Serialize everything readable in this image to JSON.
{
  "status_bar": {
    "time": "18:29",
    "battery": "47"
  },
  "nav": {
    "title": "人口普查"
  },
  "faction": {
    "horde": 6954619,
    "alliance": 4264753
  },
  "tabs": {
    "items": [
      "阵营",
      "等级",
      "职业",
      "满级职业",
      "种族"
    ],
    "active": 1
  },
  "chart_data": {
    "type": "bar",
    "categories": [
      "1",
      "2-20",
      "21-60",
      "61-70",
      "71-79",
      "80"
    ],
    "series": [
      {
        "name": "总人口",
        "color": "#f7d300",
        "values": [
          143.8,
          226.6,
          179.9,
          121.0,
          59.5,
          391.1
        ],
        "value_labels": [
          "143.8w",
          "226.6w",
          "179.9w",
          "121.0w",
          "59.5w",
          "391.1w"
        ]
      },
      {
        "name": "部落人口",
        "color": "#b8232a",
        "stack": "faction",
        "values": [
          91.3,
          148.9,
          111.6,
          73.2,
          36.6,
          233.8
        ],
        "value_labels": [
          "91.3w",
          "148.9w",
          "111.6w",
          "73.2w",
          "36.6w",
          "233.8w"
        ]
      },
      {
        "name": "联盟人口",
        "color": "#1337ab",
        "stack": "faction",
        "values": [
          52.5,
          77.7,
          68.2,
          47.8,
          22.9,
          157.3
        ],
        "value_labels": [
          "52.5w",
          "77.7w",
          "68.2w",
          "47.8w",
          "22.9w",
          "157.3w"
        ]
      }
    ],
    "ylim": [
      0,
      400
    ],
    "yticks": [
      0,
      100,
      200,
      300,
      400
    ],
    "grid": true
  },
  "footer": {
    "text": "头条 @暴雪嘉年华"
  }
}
════════════════════
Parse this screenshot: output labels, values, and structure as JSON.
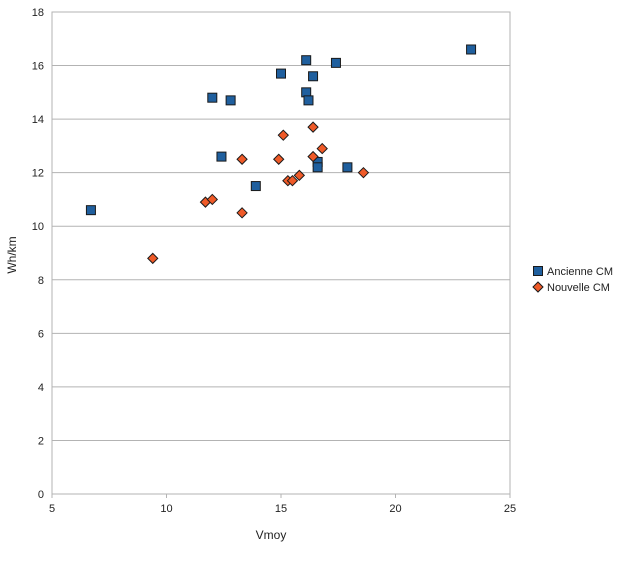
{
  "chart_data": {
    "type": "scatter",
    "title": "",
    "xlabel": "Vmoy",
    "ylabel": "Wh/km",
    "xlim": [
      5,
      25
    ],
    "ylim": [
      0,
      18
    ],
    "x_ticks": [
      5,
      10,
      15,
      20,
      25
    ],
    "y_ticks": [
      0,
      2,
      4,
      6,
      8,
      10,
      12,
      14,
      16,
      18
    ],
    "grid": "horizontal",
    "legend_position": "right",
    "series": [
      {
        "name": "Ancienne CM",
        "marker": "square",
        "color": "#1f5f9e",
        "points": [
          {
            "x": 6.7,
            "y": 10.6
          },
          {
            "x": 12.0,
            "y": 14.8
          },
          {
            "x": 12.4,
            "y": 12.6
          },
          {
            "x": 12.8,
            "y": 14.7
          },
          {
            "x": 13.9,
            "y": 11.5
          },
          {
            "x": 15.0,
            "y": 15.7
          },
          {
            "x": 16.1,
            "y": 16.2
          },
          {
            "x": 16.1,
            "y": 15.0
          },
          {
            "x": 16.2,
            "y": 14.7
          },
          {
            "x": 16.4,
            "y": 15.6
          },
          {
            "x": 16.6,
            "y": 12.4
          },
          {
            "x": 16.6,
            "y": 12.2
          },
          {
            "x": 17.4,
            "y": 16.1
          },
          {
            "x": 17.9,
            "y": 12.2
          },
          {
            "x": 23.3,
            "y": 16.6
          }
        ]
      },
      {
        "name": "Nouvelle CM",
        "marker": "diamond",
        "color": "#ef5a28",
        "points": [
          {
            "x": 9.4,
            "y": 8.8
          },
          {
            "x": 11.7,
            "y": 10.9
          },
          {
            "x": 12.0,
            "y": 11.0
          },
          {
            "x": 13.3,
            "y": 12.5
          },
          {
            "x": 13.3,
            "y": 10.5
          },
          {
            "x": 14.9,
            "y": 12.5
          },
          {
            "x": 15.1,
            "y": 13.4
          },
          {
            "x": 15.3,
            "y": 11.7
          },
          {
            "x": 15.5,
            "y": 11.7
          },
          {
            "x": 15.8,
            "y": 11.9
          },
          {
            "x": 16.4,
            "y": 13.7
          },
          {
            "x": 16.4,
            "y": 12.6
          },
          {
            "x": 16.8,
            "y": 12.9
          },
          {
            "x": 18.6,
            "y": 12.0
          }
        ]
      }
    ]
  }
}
════════════════════
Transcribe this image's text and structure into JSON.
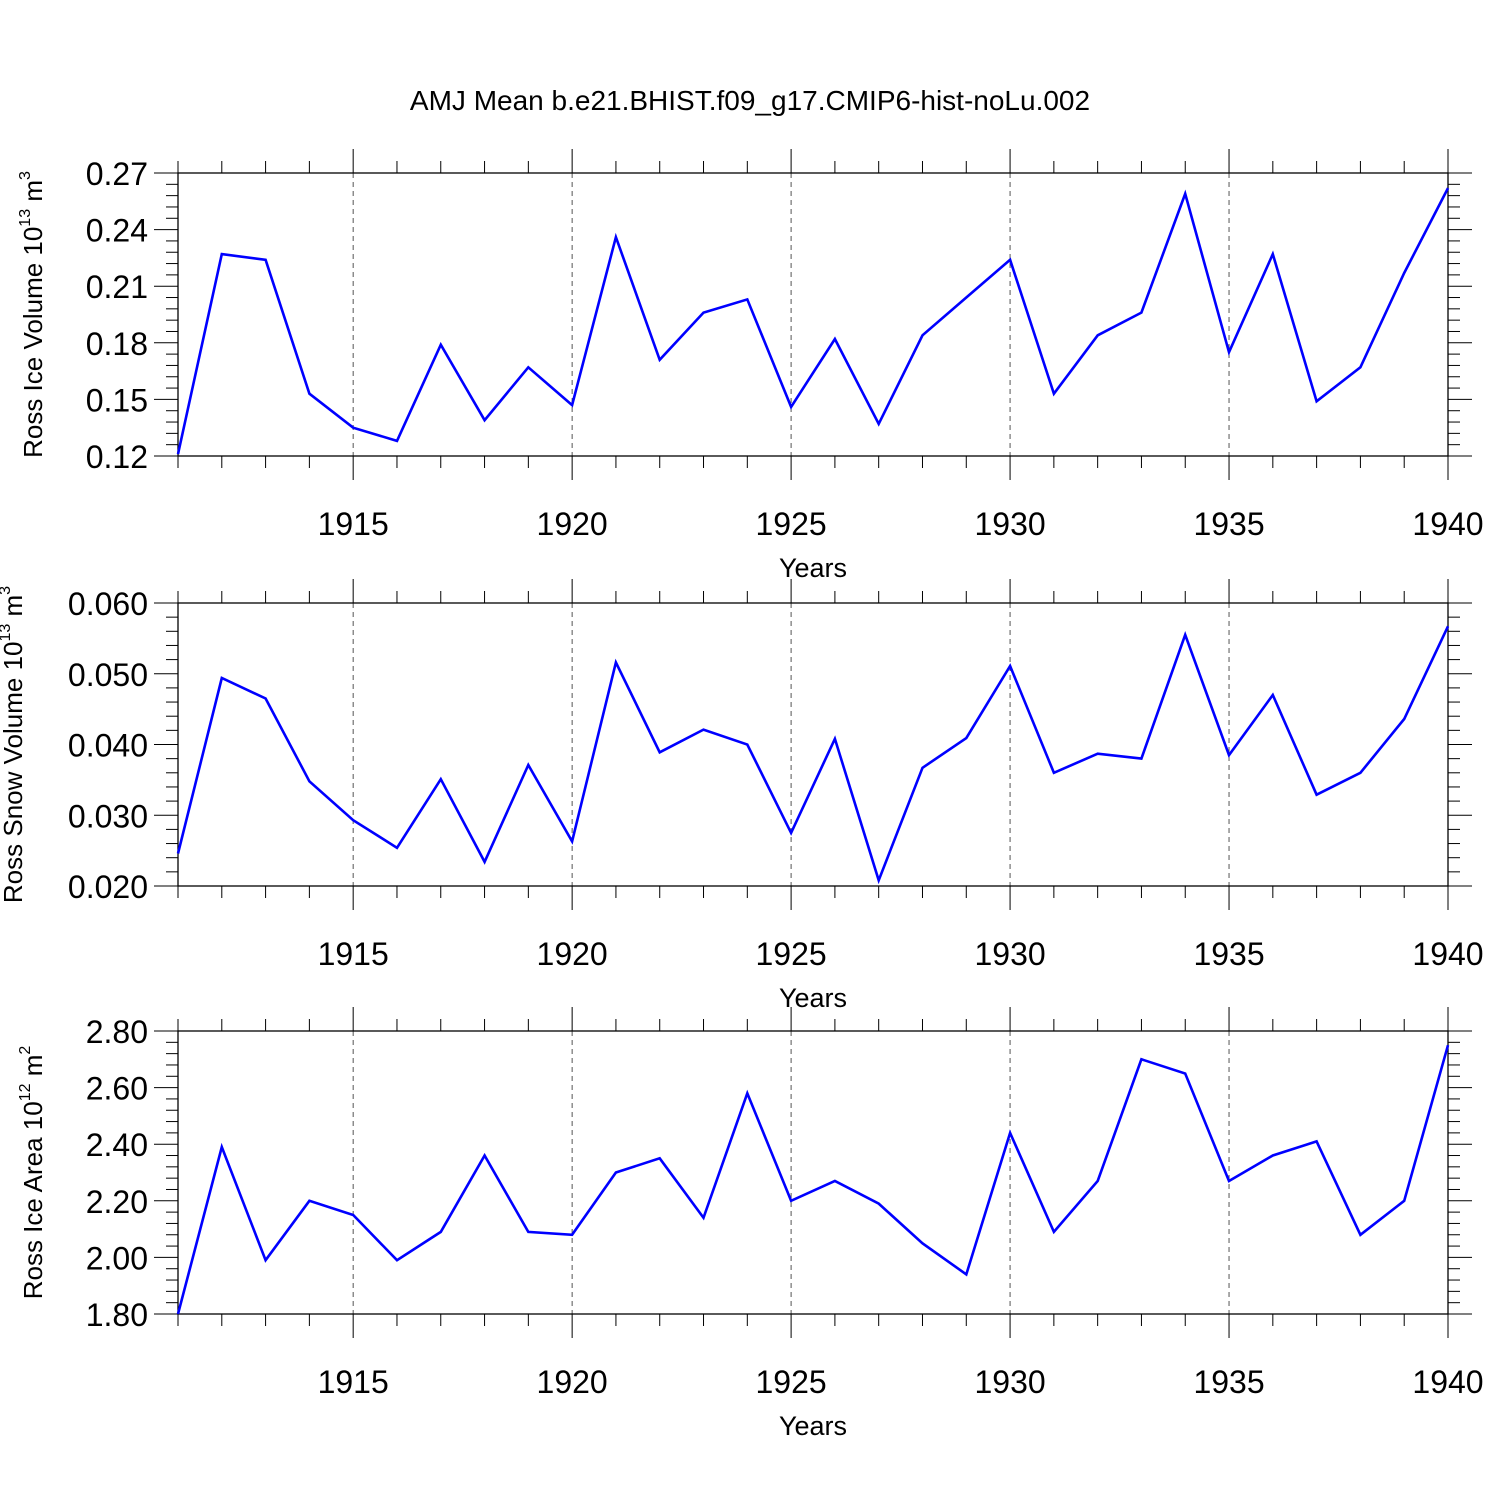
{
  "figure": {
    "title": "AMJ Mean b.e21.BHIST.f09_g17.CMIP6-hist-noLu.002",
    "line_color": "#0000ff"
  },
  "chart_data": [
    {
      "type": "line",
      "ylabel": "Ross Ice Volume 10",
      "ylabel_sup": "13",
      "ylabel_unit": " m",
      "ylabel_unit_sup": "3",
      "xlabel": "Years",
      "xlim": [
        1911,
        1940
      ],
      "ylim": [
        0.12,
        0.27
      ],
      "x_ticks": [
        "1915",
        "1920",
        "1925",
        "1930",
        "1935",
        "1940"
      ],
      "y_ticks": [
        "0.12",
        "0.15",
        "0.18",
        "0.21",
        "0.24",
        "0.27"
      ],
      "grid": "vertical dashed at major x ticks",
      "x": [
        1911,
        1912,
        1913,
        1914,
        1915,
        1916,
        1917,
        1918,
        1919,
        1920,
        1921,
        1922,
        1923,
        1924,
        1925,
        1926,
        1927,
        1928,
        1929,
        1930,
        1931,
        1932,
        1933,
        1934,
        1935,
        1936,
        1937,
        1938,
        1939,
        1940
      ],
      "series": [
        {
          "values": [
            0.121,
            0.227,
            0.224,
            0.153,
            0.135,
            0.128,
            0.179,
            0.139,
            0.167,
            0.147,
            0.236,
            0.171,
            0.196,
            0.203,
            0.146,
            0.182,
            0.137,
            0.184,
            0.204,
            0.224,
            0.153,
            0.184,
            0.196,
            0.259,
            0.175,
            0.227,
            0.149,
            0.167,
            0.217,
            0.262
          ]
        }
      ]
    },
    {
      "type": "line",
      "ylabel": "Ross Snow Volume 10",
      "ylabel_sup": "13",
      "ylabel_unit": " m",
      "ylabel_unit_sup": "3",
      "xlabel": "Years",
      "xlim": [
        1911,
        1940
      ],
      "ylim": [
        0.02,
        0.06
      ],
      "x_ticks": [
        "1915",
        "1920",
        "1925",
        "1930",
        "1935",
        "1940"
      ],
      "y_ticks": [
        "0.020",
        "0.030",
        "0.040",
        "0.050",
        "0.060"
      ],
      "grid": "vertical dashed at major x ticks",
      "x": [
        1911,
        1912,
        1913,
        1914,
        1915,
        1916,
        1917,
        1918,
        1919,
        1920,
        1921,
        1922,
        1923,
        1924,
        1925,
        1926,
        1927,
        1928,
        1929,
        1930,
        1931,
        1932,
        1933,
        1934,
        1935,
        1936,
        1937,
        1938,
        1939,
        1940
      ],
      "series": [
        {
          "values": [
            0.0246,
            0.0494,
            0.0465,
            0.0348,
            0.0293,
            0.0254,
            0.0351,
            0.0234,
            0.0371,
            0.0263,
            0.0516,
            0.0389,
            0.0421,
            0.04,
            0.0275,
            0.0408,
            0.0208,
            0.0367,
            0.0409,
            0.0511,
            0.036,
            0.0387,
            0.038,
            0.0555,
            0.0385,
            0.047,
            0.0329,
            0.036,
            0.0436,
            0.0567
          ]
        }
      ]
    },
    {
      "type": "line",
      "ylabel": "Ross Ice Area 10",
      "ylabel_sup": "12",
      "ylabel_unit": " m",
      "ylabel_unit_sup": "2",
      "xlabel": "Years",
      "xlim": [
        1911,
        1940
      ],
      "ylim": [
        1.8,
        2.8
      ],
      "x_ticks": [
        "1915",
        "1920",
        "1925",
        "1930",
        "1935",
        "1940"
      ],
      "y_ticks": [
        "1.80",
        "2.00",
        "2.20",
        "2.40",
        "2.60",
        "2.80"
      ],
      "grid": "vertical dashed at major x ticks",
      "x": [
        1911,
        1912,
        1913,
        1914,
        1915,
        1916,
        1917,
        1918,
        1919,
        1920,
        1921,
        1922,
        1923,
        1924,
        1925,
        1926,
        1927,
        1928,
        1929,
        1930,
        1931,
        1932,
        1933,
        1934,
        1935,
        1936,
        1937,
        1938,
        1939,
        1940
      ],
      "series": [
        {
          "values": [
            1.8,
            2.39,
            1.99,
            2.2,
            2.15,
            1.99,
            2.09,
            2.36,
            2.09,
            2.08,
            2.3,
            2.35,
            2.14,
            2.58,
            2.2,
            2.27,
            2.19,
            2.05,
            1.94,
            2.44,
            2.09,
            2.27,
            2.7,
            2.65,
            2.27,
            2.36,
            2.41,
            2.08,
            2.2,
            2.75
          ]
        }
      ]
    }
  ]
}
════════════════════
● Written exercise: Identify each line in the records above that contains the word "title", and copy it out in full.

● Answer for this exercise:
    "title": "人口普查"
    "title": "",
    "title": "AMJ Mean b.e21.BHIST.f09_g17.CMIP6-hist-noLu.002",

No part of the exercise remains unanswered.